## Task requirements
Look through the data below. Show each line where the string "порядок" occurs.

## Listed records
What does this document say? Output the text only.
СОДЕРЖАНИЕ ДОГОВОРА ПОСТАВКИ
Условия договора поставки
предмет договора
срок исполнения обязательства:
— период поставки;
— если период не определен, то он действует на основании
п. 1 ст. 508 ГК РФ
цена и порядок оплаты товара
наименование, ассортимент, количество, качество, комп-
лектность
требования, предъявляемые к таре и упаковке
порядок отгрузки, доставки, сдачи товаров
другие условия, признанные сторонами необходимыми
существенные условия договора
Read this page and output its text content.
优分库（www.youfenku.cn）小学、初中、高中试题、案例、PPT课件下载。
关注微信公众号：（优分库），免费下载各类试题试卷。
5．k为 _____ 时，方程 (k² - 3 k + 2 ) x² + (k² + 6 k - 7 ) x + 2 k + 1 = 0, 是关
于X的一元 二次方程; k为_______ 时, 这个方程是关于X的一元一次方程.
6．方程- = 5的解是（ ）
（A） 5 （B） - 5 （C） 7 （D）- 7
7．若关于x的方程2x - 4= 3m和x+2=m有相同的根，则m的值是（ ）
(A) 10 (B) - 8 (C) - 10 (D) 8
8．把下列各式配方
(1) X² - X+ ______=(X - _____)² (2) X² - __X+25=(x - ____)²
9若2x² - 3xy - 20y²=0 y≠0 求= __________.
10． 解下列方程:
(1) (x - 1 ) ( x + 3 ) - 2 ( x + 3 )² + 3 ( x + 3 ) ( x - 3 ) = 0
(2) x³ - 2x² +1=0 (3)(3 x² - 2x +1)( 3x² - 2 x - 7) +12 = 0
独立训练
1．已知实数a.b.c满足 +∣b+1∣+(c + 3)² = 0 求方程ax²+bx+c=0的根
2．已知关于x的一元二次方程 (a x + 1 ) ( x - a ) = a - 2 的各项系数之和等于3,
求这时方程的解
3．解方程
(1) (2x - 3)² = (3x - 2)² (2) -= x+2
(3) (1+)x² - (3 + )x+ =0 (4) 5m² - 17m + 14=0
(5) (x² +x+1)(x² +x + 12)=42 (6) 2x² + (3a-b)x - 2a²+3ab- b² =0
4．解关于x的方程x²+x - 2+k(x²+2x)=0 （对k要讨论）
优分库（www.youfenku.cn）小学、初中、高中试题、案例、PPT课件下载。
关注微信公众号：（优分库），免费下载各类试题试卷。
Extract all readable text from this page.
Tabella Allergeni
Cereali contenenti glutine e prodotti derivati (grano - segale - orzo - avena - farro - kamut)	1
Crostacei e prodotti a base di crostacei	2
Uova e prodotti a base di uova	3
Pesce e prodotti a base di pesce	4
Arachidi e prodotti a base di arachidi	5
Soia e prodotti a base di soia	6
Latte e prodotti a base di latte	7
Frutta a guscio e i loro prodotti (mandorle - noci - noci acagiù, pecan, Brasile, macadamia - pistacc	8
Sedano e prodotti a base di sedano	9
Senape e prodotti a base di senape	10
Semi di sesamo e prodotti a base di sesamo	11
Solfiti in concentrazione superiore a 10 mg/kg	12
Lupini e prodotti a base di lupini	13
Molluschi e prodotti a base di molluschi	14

## Reply to the exercise
цена и порядок оплаты товара
порядок отгрузки, доставки, сдачи товаров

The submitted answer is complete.